===== Excerpted records

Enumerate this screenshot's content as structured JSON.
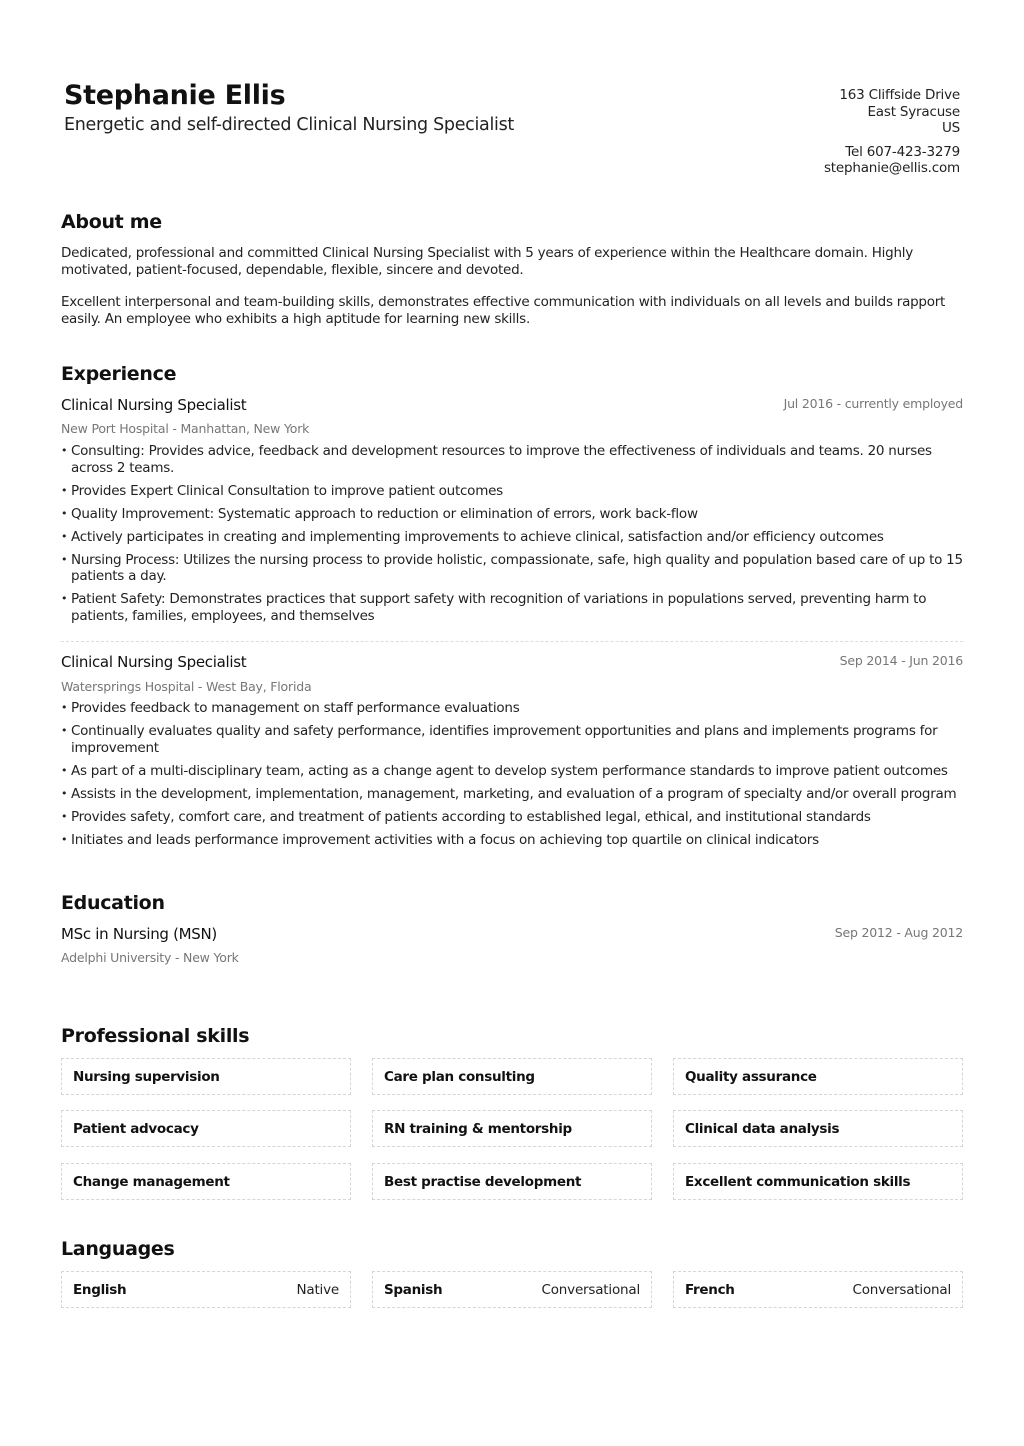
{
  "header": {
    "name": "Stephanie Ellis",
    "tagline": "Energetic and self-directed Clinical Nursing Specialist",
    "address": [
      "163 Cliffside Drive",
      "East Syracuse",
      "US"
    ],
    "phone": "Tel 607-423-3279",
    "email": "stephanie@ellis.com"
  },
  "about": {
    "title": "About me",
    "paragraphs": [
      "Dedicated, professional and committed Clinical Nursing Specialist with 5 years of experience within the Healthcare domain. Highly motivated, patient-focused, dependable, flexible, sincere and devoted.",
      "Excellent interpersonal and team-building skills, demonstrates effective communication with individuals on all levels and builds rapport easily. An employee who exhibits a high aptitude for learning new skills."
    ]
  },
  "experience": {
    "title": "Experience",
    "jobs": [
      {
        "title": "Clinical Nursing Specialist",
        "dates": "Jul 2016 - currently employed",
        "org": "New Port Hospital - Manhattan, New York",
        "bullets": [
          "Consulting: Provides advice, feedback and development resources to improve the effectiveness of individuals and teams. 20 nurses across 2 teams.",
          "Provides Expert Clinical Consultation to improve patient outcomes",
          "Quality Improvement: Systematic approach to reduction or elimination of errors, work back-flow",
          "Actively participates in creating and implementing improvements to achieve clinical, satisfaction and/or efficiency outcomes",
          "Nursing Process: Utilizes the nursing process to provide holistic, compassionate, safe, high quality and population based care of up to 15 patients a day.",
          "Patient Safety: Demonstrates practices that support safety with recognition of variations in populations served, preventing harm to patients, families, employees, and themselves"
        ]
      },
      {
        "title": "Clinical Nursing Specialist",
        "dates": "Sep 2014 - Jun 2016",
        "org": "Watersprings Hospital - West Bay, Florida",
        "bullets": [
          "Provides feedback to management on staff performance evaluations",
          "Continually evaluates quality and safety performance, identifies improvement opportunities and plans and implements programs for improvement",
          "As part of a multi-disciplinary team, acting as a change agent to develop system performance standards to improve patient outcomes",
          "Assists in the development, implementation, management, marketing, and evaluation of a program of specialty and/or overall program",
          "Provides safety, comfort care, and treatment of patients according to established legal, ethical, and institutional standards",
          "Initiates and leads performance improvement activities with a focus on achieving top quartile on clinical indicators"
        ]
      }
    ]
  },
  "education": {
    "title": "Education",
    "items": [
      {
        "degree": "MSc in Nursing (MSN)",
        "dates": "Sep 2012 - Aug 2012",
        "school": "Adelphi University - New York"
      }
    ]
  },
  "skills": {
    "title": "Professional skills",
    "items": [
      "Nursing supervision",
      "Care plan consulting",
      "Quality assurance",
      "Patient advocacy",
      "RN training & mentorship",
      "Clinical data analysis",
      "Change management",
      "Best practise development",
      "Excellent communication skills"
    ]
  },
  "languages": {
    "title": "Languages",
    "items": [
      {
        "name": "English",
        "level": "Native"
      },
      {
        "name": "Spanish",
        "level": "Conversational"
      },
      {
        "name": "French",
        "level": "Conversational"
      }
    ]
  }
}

==========

#### Exercise directions
Exactly reproduce the entries above, minus the pictures.

#### Solution to the exercise
Enumerate this screenshot's content as structured JSON.
{
  "header": {
    "name": "Stephanie Ellis",
    "tagline": "Energetic and self-directed Clinical Nursing Specialist",
    "address": [
      "163 Cliffside Drive",
      "East Syracuse",
      "US"
    ],
    "phone": "Tel 607-423-3279",
    "email": "stephanie@ellis.com"
  },
  "about": {
    "title": "About me",
    "paragraphs": [
      "Dedicated, professional and committed Clinical Nursing Specialist with 5 years of experience within the Healthcare domain. Highly motivated, patient-focused, dependable, flexible, sincere and devoted.",
      "Excellent interpersonal and team-building skills, demonstrates effective communication with individuals on all levels and builds rapport easily. An employee who exhibits a high aptitude for learning new skills."
    ]
  },
  "experience": {
    "title": "Experience",
    "jobs": [
      {
        "title": "Clinical Nursing Specialist",
        "dates": "Jul 2016 - currently employed",
        "org": "New Port Hospital - Manhattan, New York",
        "bullets": [
          "Consulting: Provides advice, feedback and development resources to improve the effectiveness of individuals and teams. 20 nurses across 2 teams.",
          "Provides Expert Clinical Consultation to improve patient outcomes",
          "Quality Improvement: Systematic approach to reduction or elimination of errors, work back-flow",
          "Actively participates in creating and implementing improvements to achieve clinical, satisfaction and/or efficiency outcomes",
          "Nursing Process: Utilizes the nursing process to provide holistic, compassionate, safe, high quality and population based care of up to 15 patients a day.",
          "Patient Safety: Demonstrates practices that support safety with recognition of variations in populations served, preventing harm to patients, families, employees, and themselves"
        ]
      },
      {
        "title": "Clinical Nursing Specialist",
        "dates": "Sep 2014 - Jun 2016",
        "org": "Watersprings Hospital - West Bay, Florida",
        "bullets": [
          "Provides feedback to management on staff performance evaluations",
          "Continually evaluates quality and safety performance, identifies improvement opportunities and plans and implements programs for improvement",
          "As part of a multi-disciplinary team, acting as a change agent to develop system performance standards to improve patient outcomes",
          "Assists in the development, implementation, management, marketing, and evaluation of a program of specialty and/or overall program",
          "Provides safety, comfort care, and treatment of patients according to established legal, ethical, and institutional standards",
          "Initiates and leads performance improvement activities with a focus on achieving top quartile on clinical indicators"
        ]
      }
    ]
  },
  "education": {
    "title": "Education",
    "items": [
      {
        "degree": "MSc in Nursing (MSN)",
        "dates": "Sep 2012 - Aug 2012",
        "school": "Adelphi University - New York"
      }
    ]
  },
  "skills": {
    "title": "Professional skills",
    "items": [
      "Nursing supervision",
      "Care plan consulting",
      "Quality assurance",
      "Patient advocacy",
      "RN training & mentorship",
      "Clinical data analysis",
      "Change management",
      "Best practise development",
      "Excellent communication skills"
    ]
  },
  "languages": {
    "title": "Languages",
    "items": [
      {
        "name": "English",
        "level": "Native"
      },
      {
        "name": "Spanish",
        "level": "Conversational"
      },
      {
        "name": "French",
        "level": "Conversational"
      }
    ]
  }
}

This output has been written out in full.